(Entries from a dataset)
^^^^

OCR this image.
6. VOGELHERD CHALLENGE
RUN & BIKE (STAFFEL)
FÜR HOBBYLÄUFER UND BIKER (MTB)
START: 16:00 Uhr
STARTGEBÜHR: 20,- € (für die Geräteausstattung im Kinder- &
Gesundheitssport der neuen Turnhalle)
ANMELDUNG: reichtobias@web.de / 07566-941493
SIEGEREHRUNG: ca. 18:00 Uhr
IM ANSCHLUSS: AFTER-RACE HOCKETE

^^^^

Exercise description: Repeat the material above in full, keeping every word.

Answer for the task:
OCR this image.
6. VOGELHERD CHALLENGE
RUN & BIKE (STAFFEL)
FÜR HOBBYLÄUFER UND BIKER (MTB)
START: 16:00 Uhr
STARTGEBÜHR: 20,- € (für die Geräteausstattung im Kinder- &
Gesundheitssport der neuen Turnhalle)
ANMELDUNG: reichtobias@web.de / 07566-941493
SIEGEREHRUNG: ca. 18:00 Uhr
IM ANSCHLUSS: AFTER-RACE HOCKETE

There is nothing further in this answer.